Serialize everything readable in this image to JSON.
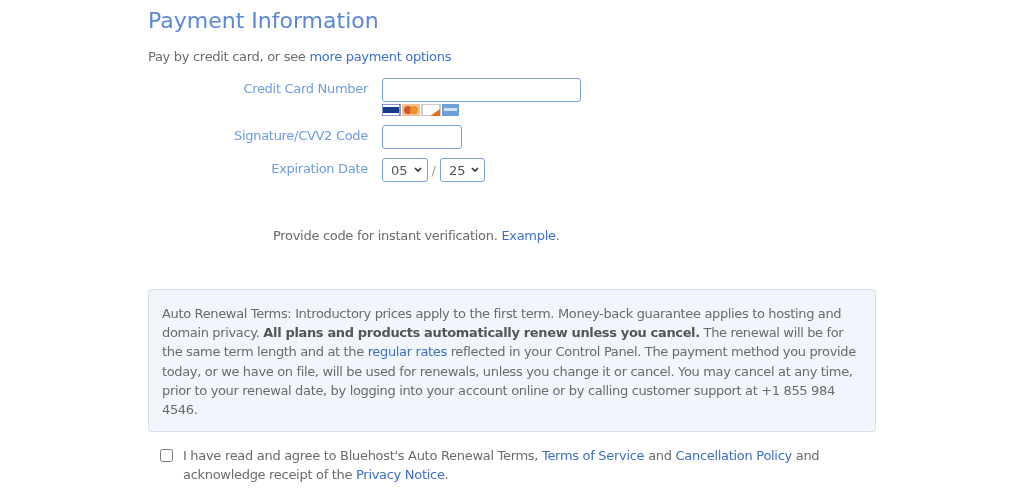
{
  "heading": "Payment Information",
  "intro": [
    {
      "text": "Pay by credit card, or see "
    },
    {
      "link": "more payment options"
    }
  ],
  "fields": [
    {
      "label": "Credit Card Number",
      "kind": "card"
    },
    {
      "label": "Signature/CVV2 Code",
      "kind": "cvv"
    },
    {
      "label": "Expiration Date",
      "kind": "date",
      "month": "05",
      "separator": "/",
      "year": "25"
    }
  ],
  "verification": [
    {
      "text": "Provide code for instant verification. "
    },
    {
      "link": "Example"
    },
    {
      "text": "."
    }
  ],
  "terms": [
    {
      "text": "Auto Renewal Terms: Introductory prices apply to the first term. Money-back guarantee applies to hosting and domain privacy. **All plans and products automatically renew unless you cancel.** The renewal will be for the same term length and at the "
    },
    {
      "link": "regular rates"
    },
    {
      "text": " reflected in your Control Panel. The payment method you provide today, or we have on file, will be used for renewals, unless you change it or cancel. You may cancel at any time, prior to your renewal date, by logging into your account online or by calling customer support at +1 855 984 4546."
    }
  ],
  "agreement": {
    "checked": false,
    "parts": [
      {
        "text": "I have read and agree to Bluehost's Auto Renewal Terms, "
      },
      {
        "link": "Terms of Service"
      },
      {
        "text": " and "
      },
      {
        "link": "Cancellation Policy"
      },
      {
        "text": " and acknowledge receipt of the "
      },
      {
        "link": "Privacy Notice"
      },
      {
        "text": "."
      }
    ]
  }
}
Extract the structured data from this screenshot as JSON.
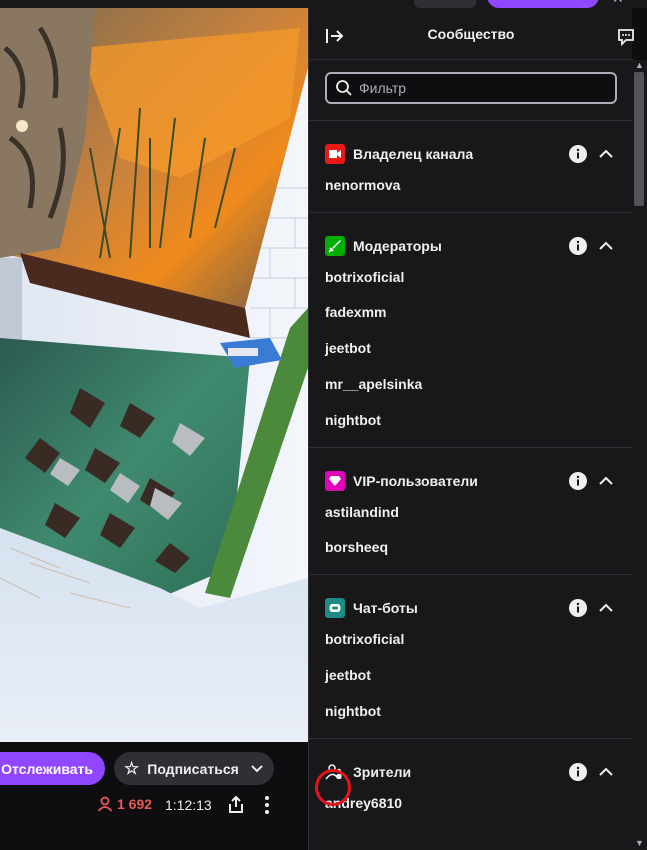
{
  "top_close": "✕",
  "below_video": {
    "follow_label": "Отслеживать",
    "subscribe_label": "Подписаться",
    "viewer_count": "1 692",
    "uptime": "1:12:13"
  },
  "panel": {
    "title": "Сообщество",
    "filter_placeholder": "Фильтр",
    "sections": [
      {
        "title": "Владелец канала",
        "badge_color": "#e91916",
        "users": [
          "nenormova"
        ]
      },
      {
        "title": "Модераторы",
        "badge_color": "#00ad03",
        "users": [
          "botrixoficial",
          "fadexmm",
          "jeetbot",
          "mr__apelsinka",
          "nightbot"
        ]
      },
      {
        "title": "VIP-пользователи",
        "badge_color": "#e005b9",
        "users": [
          "astilandind",
          "borsheeq"
        ]
      },
      {
        "title": "Чат-боты",
        "badge_color": "#1e8a84",
        "users": [
          "botrixoficial",
          "jeetbot",
          "nightbot"
        ]
      },
      {
        "title": "Зрители",
        "badge_color": "#18181b",
        "users": [
          "andrey6810"
        ]
      }
    ]
  },
  "colors": {
    "accent": "#9147ff",
    "viewer_red": "#eb5a5a",
    "panel_bg": "#18181b"
  }
}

▬▬▬▬▬▬▬▬▬▬

→ Short exercise
Quote all the lines above exactly as given. Do not include the pictures.

→ Expected answer
Serialize everything readable in this image to JSON.
{
  "heading": "Payment Information",
  "intro": [
    {
      "text": "Pay by credit card, or see "
    },
    {
      "link": "more payment options"
    }
  ],
  "fields": [
    {
      "label": "Credit Card Number",
      "kind": "card"
    },
    {
      "label": "Signature/CVV2 Code",
      "kind": "cvv"
    },
    {
      "label": "Expiration Date",
      "kind": "date",
      "month": "05",
      "separator": "/",
      "year": "25"
    }
  ],
  "verification": [
    {
      "text": "Provide code for instant verification. "
    },
    {
      "link": "Example"
    },
    {
      "text": "."
    }
  ],
  "terms": [
    {
      "text": "Auto Renewal Terms: Introductory prices apply to the first term. Money-back guarantee applies to hosting and domain privacy. **All plans and products automatically renew unless you cancel.** The renewal will be for the same term length and at the "
    },
    {
      "link": "regular rates"
    },
    {
      "text": " reflected in your Control Panel. The payment method you provide today, or we have on file, will be used for renewals, unless you change it or cancel. You may cancel at any time, prior to your renewal date, by logging into your account online or by calling customer support at +1 855 984 4546."
    }
  ],
  "agreement": {
    "checked": false,
    "parts": [
      {
        "text": "I have read and agree to Bluehost's Auto Renewal Terms, "
      },
      {
        "link": "Terms of Service"
      },
      {
        "text": " and "
      },
      {
        "link": "Cancellation Policy"
      },
      {
        "text": " and acknowledge receipt of the "
      },
      {
        "link": "Privacy Notice"
      },
      {
        "text": "."
      }
    ]
  }
}
Extract the structured data from this screenshot as JSON.
{
  "top_close": "✕",
  "below_video": {
    "follow_label": "Отслеживать",
    "subscribe_label": "Подписаться",
    "viewer_count": "1 692",
    "uptime": "1:12:13"
  },
  "panel": {
    "title": "Сообщество",
    "filter_placeholder": "Фильтр",
    "sections": [
      {
        "title": "Владелец канала",
        "badge_color": "#e91916",
        "users": [
          "nenormova"
        ]
      },
      {
        "title": "Модераторы",
        "badge_color": "#00ad03",
        "users": [
          "botrixoficial",
          "fadexmm",
          "jeetbot",
          "mr__apelsinka",
          "nightbot"
        ]
      },
      {
        "title": "VIP-пользователи",
        "badge_color": "#e005b9",
        "users": [
          "astilandind",
          "borsheeq"
        ]
      },
      {
        "title": "Чат-боты",
        "badge_color": "#1e8a84",
        "users": [
          "botrixoficial",
          "jeetbot",
          "nightbot"
        ]
      },
      {
        "title": "Зрители",
        "badge_color": "#18181b",
        "users": [
          "andrey6810"
        ]
      }
    ]
  },
  "colors": {
    "accent": "#9147ff",
    "viewer_red": "#eb5a5a",
    "panel_bg": "#18181b"
  }
}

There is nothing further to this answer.